──────── Teks Bacaan ────────

SKANDAL PENYEBARAN HADITS DHA’IF DAN RIWAYAT PALSU DI KALANGAN ULAMA WAHABI
SKANDAL PENYEBARAN HADITS DHA’IF DAN RIWAYAT PALSU DI KALANGAN ULAMA WAHABI
Oleh:Wahabi Demokrat.
SELAMA INI AHLUSSUNNAH WAL-JAMA’AH SELALU DIPOJOKKAN OLEH KAUM WAHABI,
KARENA DIANGGAP PENGAMAL HADITS DHA’IF. PADAHAL DIAM-DIAM KAUM WAHABI
JUGA MENYEBARKAN RIWAYAT PALSU SELAMA MENDUKUNG AJARAN WAHABI. BERIKUT
DIALOGNYA.
SUNNI: “Mengapa Anda selalu membuat fitnah,
menebarkan permusuhan dan kebencian dengan mebid’ahkan ajaran kami
Ahlussunnah Wal-Jama’ah yang sudah mengakar sejak masa-masa silam,
bahkan sebagian mengakar sejak masa salaf dan ahli hadits? Dan semua
ajaran kami memiliki landasan dari al-Qur’an dan hadits.”

──────── Data yang Diberikan ────────

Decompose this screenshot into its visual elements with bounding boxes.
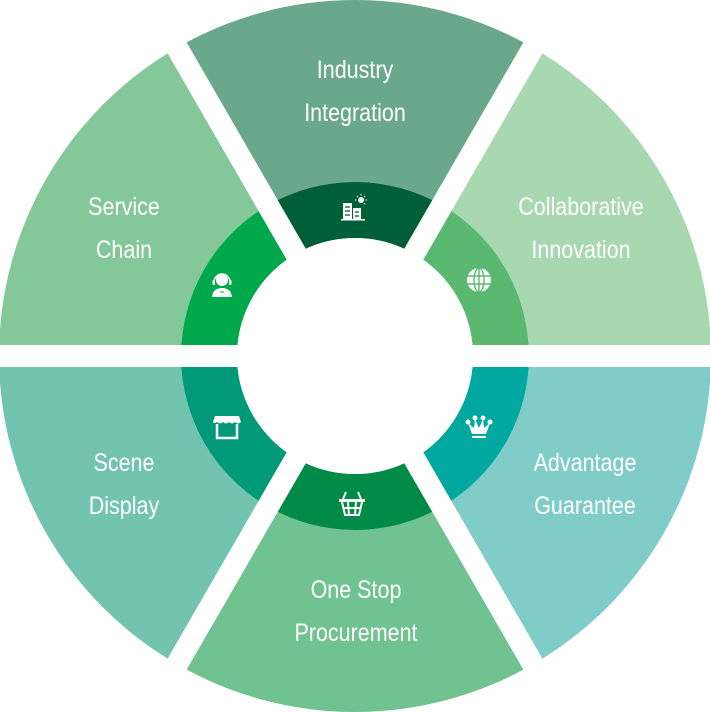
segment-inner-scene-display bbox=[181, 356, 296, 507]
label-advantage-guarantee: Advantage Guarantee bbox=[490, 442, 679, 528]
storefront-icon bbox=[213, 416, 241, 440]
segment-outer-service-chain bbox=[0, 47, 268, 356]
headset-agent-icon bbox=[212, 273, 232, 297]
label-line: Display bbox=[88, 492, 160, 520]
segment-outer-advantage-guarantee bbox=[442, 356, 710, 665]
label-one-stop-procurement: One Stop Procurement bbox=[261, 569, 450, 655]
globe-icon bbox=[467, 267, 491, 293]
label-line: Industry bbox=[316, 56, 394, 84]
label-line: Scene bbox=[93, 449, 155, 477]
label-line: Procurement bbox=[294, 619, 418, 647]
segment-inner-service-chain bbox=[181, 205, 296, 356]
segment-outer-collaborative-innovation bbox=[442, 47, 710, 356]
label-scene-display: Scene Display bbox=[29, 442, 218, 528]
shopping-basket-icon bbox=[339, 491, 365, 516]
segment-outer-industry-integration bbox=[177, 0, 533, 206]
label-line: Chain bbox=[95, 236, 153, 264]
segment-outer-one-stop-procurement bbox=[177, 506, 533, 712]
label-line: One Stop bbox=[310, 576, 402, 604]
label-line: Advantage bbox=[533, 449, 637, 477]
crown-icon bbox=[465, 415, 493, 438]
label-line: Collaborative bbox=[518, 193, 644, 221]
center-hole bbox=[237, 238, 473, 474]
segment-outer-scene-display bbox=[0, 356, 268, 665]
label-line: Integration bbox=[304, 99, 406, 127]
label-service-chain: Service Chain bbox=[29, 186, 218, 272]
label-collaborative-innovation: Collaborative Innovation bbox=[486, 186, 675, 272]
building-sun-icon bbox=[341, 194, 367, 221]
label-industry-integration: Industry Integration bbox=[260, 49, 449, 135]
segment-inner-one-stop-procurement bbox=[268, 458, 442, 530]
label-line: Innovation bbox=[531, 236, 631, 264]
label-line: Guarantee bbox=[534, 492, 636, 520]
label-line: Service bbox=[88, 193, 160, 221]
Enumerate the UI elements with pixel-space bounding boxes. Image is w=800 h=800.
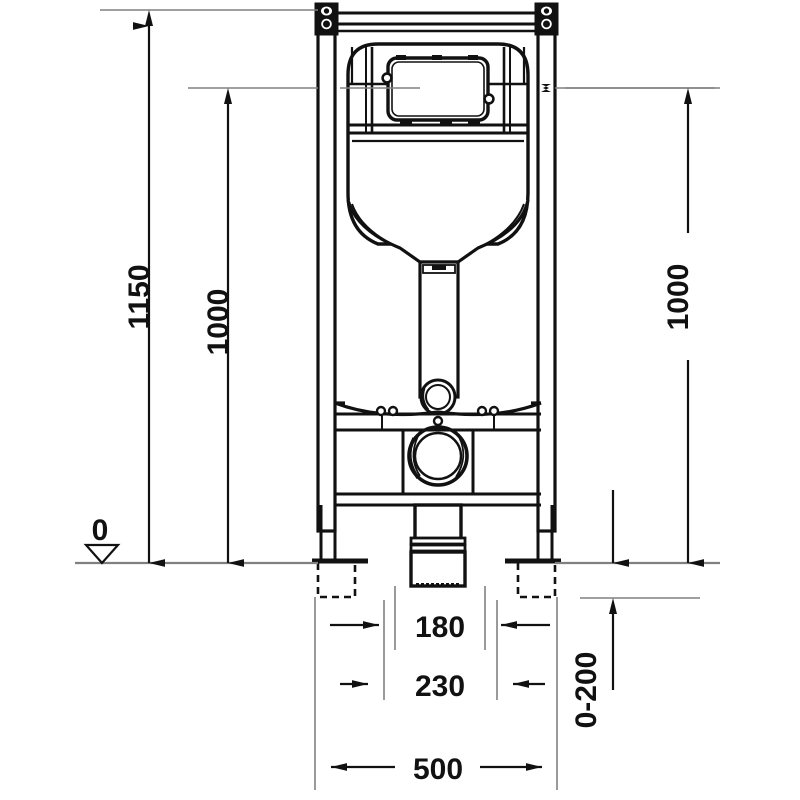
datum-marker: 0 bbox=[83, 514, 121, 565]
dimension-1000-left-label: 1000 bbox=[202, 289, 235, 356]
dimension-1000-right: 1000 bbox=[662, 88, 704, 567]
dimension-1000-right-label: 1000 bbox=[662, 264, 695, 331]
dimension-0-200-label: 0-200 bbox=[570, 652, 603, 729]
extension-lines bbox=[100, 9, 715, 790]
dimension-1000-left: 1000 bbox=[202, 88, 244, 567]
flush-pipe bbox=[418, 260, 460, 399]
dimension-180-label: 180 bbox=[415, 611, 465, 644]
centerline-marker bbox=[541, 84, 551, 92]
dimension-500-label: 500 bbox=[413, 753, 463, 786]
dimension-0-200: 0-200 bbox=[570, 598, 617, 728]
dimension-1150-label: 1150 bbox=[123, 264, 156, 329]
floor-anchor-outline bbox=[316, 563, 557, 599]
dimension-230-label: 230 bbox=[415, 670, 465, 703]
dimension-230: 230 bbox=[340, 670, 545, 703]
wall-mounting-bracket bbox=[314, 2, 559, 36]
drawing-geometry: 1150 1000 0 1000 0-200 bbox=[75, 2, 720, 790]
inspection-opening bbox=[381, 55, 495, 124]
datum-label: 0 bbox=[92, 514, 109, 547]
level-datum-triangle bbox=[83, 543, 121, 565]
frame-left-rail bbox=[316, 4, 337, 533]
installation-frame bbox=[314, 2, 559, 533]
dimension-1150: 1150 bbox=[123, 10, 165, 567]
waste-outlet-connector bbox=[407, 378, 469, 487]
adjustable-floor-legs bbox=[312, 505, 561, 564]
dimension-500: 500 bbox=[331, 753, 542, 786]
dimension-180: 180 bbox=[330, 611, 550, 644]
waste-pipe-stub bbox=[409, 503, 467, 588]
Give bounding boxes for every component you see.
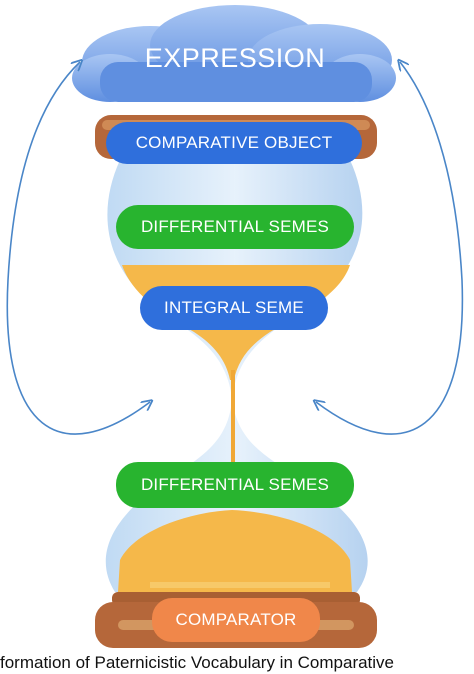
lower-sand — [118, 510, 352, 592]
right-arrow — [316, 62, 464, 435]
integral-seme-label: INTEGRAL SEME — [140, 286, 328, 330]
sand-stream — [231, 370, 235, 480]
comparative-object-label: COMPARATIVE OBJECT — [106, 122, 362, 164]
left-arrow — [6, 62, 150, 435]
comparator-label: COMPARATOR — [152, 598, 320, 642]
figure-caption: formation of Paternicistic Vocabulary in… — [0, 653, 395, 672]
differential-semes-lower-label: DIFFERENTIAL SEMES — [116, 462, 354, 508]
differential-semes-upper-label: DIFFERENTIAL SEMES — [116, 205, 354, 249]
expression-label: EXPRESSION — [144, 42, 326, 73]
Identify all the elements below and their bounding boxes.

────────
──────── Data yang Diberikan ────────

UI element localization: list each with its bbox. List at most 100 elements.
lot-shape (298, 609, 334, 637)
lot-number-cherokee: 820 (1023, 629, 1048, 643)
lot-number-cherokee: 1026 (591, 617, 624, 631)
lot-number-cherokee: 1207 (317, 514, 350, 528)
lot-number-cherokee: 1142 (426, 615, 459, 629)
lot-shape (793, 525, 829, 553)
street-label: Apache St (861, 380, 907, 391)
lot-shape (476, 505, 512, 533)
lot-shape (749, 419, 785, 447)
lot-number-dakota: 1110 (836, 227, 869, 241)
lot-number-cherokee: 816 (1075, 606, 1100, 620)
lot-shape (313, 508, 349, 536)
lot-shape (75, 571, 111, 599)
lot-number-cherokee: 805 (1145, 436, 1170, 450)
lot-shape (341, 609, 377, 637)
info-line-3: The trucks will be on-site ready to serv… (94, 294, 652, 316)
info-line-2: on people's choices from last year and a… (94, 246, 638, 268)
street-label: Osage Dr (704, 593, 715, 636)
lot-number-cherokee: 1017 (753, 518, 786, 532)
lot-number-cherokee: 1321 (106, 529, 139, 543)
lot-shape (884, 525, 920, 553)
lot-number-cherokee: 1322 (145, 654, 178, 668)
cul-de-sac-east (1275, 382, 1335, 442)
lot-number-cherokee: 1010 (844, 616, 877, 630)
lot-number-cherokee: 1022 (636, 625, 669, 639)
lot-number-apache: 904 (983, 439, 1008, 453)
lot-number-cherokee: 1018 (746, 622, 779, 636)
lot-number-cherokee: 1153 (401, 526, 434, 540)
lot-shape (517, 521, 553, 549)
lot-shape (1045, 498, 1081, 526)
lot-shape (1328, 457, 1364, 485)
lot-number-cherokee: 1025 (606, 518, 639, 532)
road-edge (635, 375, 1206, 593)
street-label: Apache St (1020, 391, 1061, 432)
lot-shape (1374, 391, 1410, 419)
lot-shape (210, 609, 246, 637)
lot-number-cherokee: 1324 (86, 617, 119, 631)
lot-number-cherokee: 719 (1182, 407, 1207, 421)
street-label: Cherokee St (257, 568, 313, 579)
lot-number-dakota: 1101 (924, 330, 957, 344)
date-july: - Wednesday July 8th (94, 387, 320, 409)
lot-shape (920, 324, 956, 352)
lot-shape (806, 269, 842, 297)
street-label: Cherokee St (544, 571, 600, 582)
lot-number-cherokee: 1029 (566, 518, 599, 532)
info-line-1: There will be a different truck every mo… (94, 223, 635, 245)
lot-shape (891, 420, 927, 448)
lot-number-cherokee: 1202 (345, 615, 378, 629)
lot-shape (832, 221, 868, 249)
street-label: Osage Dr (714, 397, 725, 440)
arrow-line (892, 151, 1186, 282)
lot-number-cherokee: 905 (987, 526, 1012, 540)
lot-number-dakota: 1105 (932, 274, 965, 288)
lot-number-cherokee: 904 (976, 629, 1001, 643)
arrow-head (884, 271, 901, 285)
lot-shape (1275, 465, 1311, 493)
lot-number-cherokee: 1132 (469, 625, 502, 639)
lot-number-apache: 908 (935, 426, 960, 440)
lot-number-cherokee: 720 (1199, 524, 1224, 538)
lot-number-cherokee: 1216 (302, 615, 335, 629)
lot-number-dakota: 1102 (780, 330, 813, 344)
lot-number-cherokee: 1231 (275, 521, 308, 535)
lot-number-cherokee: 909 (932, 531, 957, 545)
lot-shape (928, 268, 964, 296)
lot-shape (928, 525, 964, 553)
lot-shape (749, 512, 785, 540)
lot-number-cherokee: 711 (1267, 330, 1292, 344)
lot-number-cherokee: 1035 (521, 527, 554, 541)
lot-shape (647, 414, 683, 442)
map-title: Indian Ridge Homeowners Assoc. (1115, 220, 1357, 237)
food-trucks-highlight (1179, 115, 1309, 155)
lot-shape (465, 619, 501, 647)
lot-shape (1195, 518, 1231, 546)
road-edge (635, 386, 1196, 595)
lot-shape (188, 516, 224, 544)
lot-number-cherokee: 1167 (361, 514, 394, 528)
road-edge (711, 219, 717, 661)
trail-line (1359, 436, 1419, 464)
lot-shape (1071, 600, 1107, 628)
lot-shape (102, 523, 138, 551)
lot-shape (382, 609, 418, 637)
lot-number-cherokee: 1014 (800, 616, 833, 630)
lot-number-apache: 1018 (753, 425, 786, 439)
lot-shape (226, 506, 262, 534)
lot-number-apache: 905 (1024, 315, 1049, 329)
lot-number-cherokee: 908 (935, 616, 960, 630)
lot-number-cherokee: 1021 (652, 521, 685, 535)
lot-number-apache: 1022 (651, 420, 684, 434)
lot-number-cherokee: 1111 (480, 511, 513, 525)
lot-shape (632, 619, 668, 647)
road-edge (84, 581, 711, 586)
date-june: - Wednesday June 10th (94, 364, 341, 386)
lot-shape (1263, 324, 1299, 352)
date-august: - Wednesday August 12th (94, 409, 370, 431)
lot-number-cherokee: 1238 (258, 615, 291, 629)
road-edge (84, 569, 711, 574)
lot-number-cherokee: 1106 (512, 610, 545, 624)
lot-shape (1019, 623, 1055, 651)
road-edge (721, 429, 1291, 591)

────────
──────── Data yang Diberikan ────────

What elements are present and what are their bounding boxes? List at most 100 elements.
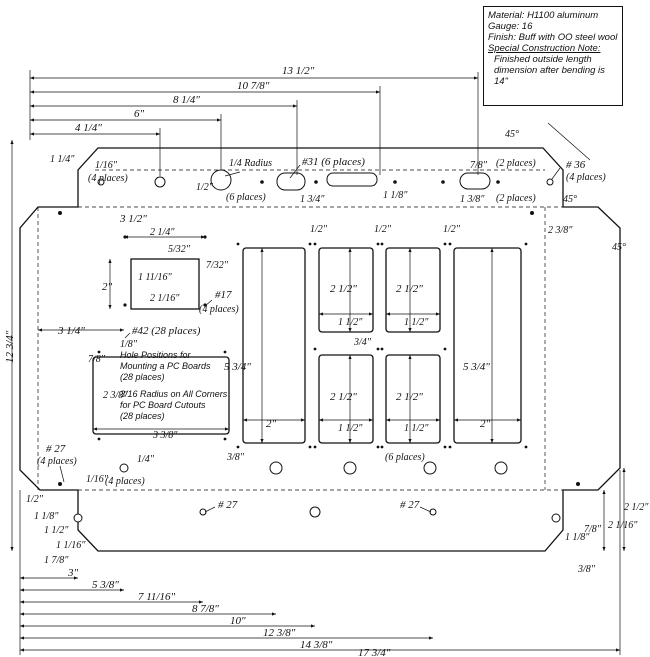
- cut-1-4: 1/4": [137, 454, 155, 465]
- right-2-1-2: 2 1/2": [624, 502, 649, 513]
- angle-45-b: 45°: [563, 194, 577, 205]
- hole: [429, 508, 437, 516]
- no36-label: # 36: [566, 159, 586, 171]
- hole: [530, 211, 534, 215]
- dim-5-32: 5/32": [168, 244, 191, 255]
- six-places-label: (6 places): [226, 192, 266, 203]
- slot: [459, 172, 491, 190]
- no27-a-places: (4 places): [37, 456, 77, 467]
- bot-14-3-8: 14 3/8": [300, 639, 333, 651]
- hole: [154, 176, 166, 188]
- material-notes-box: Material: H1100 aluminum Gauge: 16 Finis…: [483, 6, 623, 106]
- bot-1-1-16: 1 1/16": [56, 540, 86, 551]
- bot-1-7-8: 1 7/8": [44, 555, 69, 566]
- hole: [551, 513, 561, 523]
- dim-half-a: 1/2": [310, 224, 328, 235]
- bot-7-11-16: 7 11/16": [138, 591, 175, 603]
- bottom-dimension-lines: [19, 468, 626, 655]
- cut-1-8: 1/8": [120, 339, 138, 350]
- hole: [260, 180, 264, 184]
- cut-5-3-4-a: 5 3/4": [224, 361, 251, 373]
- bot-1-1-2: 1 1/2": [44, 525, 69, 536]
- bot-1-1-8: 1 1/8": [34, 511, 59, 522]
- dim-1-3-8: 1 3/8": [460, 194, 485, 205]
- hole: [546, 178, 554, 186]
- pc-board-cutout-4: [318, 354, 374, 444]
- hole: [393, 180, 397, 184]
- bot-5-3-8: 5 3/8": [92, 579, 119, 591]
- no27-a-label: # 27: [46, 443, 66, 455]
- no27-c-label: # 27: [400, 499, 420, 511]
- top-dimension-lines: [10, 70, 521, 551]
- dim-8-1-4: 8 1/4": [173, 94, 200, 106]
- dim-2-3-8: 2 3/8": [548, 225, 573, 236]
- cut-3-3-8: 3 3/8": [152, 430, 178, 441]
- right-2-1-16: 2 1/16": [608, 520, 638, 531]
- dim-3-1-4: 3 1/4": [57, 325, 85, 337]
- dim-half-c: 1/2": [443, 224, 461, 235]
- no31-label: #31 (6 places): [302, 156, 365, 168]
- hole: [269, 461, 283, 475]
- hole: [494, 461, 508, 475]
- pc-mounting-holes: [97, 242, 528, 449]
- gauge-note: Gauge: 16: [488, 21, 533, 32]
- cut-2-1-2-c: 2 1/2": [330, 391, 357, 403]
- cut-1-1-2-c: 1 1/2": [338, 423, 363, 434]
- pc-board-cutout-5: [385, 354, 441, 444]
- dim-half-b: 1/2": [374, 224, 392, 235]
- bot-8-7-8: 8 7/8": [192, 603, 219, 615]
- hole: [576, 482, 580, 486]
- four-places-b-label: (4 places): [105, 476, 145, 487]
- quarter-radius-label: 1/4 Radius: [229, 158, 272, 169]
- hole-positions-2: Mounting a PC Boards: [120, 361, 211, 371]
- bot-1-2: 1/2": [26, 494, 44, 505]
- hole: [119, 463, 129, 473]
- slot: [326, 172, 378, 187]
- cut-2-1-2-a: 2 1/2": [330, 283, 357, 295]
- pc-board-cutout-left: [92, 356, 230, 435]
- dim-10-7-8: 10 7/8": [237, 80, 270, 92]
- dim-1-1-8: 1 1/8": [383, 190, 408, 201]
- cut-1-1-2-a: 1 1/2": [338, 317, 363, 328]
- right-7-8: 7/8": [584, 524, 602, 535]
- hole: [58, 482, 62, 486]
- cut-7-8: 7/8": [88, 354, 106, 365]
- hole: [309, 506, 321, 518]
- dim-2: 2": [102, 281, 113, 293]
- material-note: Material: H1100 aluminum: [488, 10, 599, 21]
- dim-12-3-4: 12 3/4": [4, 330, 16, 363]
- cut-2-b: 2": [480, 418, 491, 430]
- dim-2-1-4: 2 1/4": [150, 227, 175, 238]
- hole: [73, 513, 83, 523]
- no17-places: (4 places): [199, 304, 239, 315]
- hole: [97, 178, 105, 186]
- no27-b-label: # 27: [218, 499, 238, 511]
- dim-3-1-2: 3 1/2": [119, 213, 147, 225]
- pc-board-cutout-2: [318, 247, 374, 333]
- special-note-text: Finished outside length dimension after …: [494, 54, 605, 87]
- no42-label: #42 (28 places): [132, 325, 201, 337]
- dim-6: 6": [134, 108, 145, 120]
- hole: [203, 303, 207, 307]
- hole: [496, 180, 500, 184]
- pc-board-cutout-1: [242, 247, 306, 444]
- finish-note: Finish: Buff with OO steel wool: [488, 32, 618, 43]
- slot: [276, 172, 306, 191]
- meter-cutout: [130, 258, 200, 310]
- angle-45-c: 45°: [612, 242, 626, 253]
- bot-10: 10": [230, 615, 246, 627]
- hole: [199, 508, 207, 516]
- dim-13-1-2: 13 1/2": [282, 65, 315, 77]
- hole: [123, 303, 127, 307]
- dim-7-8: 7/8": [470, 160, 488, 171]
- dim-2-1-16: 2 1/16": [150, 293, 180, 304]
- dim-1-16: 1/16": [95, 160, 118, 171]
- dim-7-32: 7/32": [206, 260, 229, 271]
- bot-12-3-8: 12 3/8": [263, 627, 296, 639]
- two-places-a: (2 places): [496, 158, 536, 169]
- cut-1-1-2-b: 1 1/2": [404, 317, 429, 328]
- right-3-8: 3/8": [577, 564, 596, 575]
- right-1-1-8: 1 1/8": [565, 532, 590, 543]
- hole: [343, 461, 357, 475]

────────

Ketentuan Latihan:
**1)** Tuliskan semua klaim penutur Sunni dalam teks bacaan tentang ajaran Ahlussunnah Wal-Jama'ah.
**2)** Teruskan teks bacaan tentang hadits dha'if di kalangan ulama Wahabi, mulai setelah kalimat terakhir yang tercantum.

Jawaban yang Diharapkan:
**1)**
- Ajaran itu sudah mengakar sejak masa-masa silam.
- Sebagian ajaran itu mengakar sejak masa salaf dan ahli hadits.
- Semua ajaran itu memiliki landasan dari al-Qur'an dan hadits.

**2)**
WAHABI: “Ajaran yang kalian amalkan selalu menggunakan hadits-hadits lemah dan palsu.”
SUNNI: “Ajaran yang mana yang menggunakan hadits palsu dan lemah???
Justru kaum Anda sendiri yang terjebak dalam kesalahan dalam menolak
peran hadits dha’if secara total. Salah karena keluar dari manhaj ahli
hadits dan salah karena menyalahi ulama Anda sendiri.”
WAHABI:
“Lho, kok bisa kami dikatakan keluar dari manhaj ahli hadits dan
menyalahi ulama kami sendiri? Bukankah yang berjuang menolak hadits
dha’if itu ulama kami?”
SUNNI: “Lho, itu kan Anda berarti hanya
taklid buta kepada ustadz-ustadz Anda. Harus Anda ketahui, bahwa yang
menolak peran hadits dha’if di kalangan Anda, itu Wahabi beberapa tahun
kemarin, pengikut Syaikh al-Albani dari Yordania. Sementara ulama Wahabi
sebelum Anda juga banyak menyebarkan hadits dha’if, sebagaimana yang
dilakukan oleh ahli hadits.”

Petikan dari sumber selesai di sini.